* BEGIN *
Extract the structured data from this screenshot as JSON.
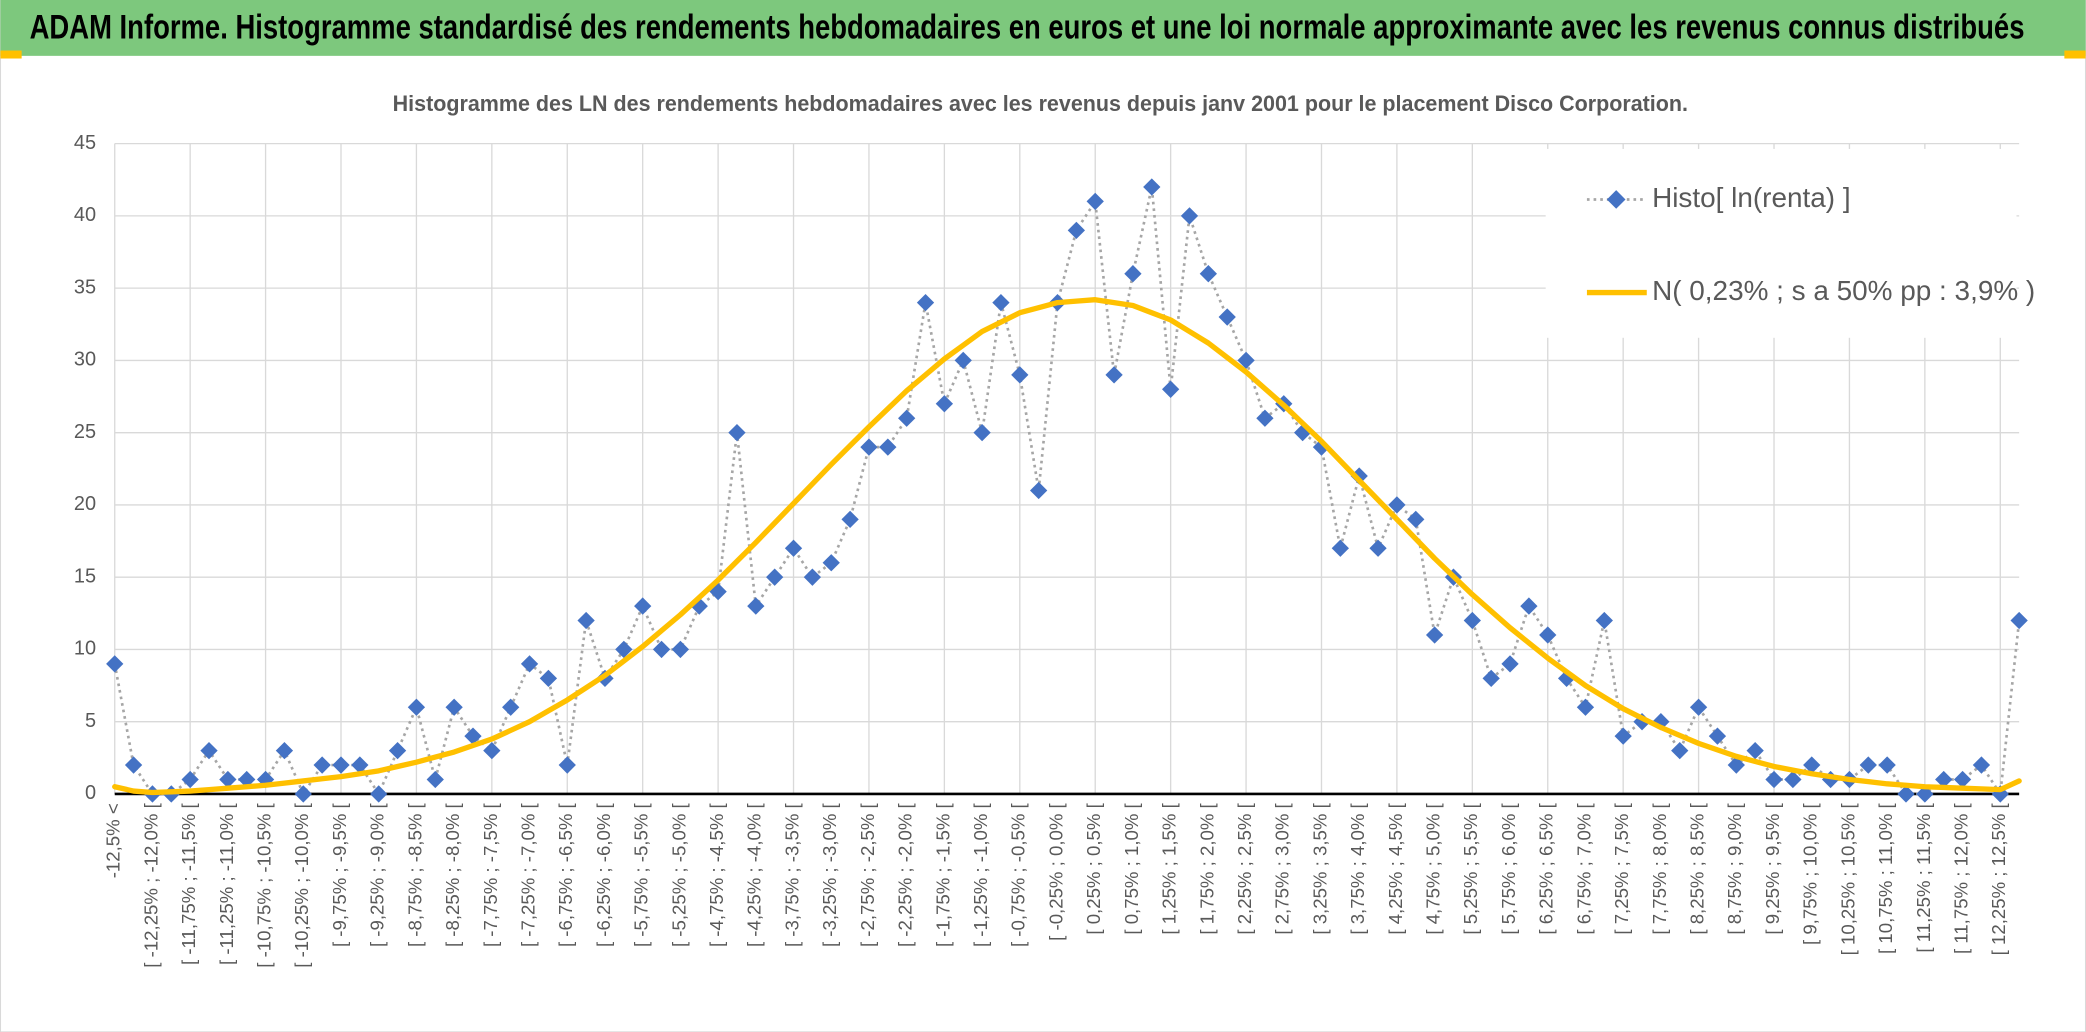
{
  "chart_data": {
    "type": "line",
    "title": "ADAM Informe. Histogramme standardisé des rendements hebdomadaires en euros et une loi normale approximante avec les revenus connus distribués",
    "subtitle": "Histogramme des LN des rendements hebdomadaires avec les revenus depuis janv 2001 pour le placement Disco Corporation.",
    "categories": [
      "-12,5% <",
      null,
      "[ -12,25% ; -12,0% [",
      null,
      "[ -11,75% ; -11,5% [",
      null,
      "[ -11,25% ; -11,0% [",
      null,
      "[ -10,75% ; -10,5% [",
      null,
      "[ -10,25% ; -10,0% [",
      null,
      "[ -9,75% ; -9,5% [",
      null,
      "[ -9,25% ; -9,0% [",
      null,
      "[ -8,75% ; -8,5% [",
      null,
      "[ -8,25% ; -8,0% [",
      null,
      "[ -7,75% ; -7,5% [",
      null,
      "[ -7,25% ; -7,0% [",
      null,
      "[ -6,75% ; -6,5% [",
      null,
      "[ -6,25% ; -6,0% [",
      null,
      "[ -5,75% ; -5,5% [",
      null,
      "[ -5,25% ; -5,0% [",
      null,
      "[ -4,75% ; -4,5% [",
      null,
      "[ -4,25% ; -4,0% [",
      null,
      "[ -3,75% ; -3,5% [",
      null,
      "[ -3,25% ; -3,0% [",
      null,
      "[ -2,75% ; -2,5% [",
      null,
      "[ -2,25% ; -2,0% [",
      null,
      "[ -1,75% ; -1,5% [",
      null,
      "[ -1,25% ; -1,0% [",
      null,
      "[ -0,75% ; -0,5% [",
      null,
      "[ -0,25% ; 0,0% [",
      null,
      "[ 0,25% ; 0,5% [",
      null,
      "[ 0,75% ; 1,0% [",
      null,
      "[ 1,25% ; 1,5% [",
      null,
      "[ 1,75% ; 2,0% [",
      null,
      "[ 2,25% ; 2,5% [",
      null,
      "[ 2,75% ; 3,0% [",
      null,
      "[ 3,25% ; 3,5% [",
      null,
      "[ 3,75% ; 4,0% [",
      null,
      "[ 4,25% ; 4,5% [",
      null,
      "[ 4,75% ; 5,0% [",
      null,
      "[ 5,25% ; 5,5% [",
      null,
      "[ 5,75% ; 6,0% [",
      null,
      "[ 6,25% ; 6,5% [",
      null,
      "[ 6,75% ; 7,0% [",
      null,
      "[ 7,25% ; 7,5% [",
      null,
      "[ 7,75% ; 8,0% [",
      null,
      "[ 8,25% ; 8,5% [",
      null,
      "[ 8,75% ; 9,0% [",
      null,
      "[ 9,25% ; 9,5% [",
      null,
      "[ 9,75% ; 10,0% [",
      null,
      "[ 10,25% ; 10,5% [",
      null,
      "[ 10,75% ; 11,0% [",
      null,
      "[ 11,25% ; 11,5% [",
      null,
      "[ 11,75% ; 12,0% [",
      null,
      "[ 12,25% ; 12,5% [",
      null
    ],
    "series": [
      {
        "name": "Histo[ ln(renta) ]",
        "color": "#4472c4",
        "line_color": "#a6a6a6",
        "marker": "diamond",
        "values": [
          9,
          2,
          0,
          0,
          1,
          3,
          1,
          1,
          1,
          3,
          0,
          2,
          2,
          2,
          0,
          3,
          6,
          1,
          6,
          4,
          3,
          6,
          9,
          8,
          2,
          12,
          8,
          10,
          13,
          10,
          10,
          13,
          14,
          25,
          13,
          15,
          17,
          15,
          16,
          19,
          24,
          24,
          26,
          34,
          27,
          30,
          25,
          34,
          29,
          21,
          34,
          39,
          41,
          29,
          36,
          42,
          28,
          40,
          36,
          33,
          30,
          26,
          27,
          25,
          24,
          17,
          22,
          17,
          20,
          19,
          11,
          15,
          12,
          8,
          9,
          13,
          11,
          8,
          6,
          12,
          4,
          5,
          5,
          3,
          6,
          4,
          2,
          3,
          1,
          1,
          2,
          1,
          1,
          2,
          2,
          0,
          0,
          1,
          1,
          2,
          0,
          12
        ]
      },
      {
        "name": "N( 0,23% ; s a 50% pp : 3,9% )",
        "color": "#ffc000",
        "values": [
          0.5,
          0.2,
          0.1,
          0.15,
          0.2,
          0.3,
          0.4,
          0.5,
          0.6,
          0.75,
          0.9,
          1.05,
          1.2,
          1.4,
          1.6,
          1.9,
          2.2,
          2.55,
          2.9,
          3.35,
          3.8,
          4.4,
          5.0,
          5.75,
          6.5,
          7.35,
          8.2,
          9.2,
          10.2,
          11.3,
          12.4,
          13.6,
          14.8,
          16.1,
          17.4,
          18.75,
          20.1,
          21.45,
          22.8,
          24.1,
          25.4,
          26.65,
          27.9,
          29.0,
          30.1,
          31.05,
          32.0,
          32.65,
          33.3,
          33.65,
          34.0,
          34.1,
          34.2,
          34.0,
          33.8,
          33.3,
          32.8,
          32.0,
          31.2,
          30.2,
          29.2,
          28.05,
          26.9,
          25.65,
          24.4,
          23.05,
          21.7,
          20.35,
          19.0,
          17.65,
          16.3,
          15.05,
          13.8,
          12.65,
          11.5,
          10.45,
          9.4,
          8.45,
          7.5,
          6.7,
          5.9,
          5.25,
          4.6,
          4.05,
          3.5,
          3.05,
          2.6,
          2.25,
          1.9,
          1.65,
          1.4,
          1.2,
          1.0,
          0.85,
          0.7,
          0.6,
          0.5,
          0.45,
          0.4,
          0.35,
          0.3,
          0.9
        ]
      }
    ],
    "ylim": [
      0,
      45
    ],
    "yticks": [
      0,
      5,
      10,
      15,
      20,
      25,
      30,
      35,
      40,
      45
    ],
    "grid": true,
    "legend": "upper right"
  }
}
* END *
Directive:
Review the material and copy each line in which the word "Histogramme" appears.

Result:
    "title": "ADAM Informe. Histogramme standardisé des rendements hebdomadaires en euros et une loi normale approximante avec les revenus connus distribués",
    "subtitle": "Histogramme des LN des rendements hebdomadaires avec les revenus depuis janv 2001 pour le placement Disco Corporation.",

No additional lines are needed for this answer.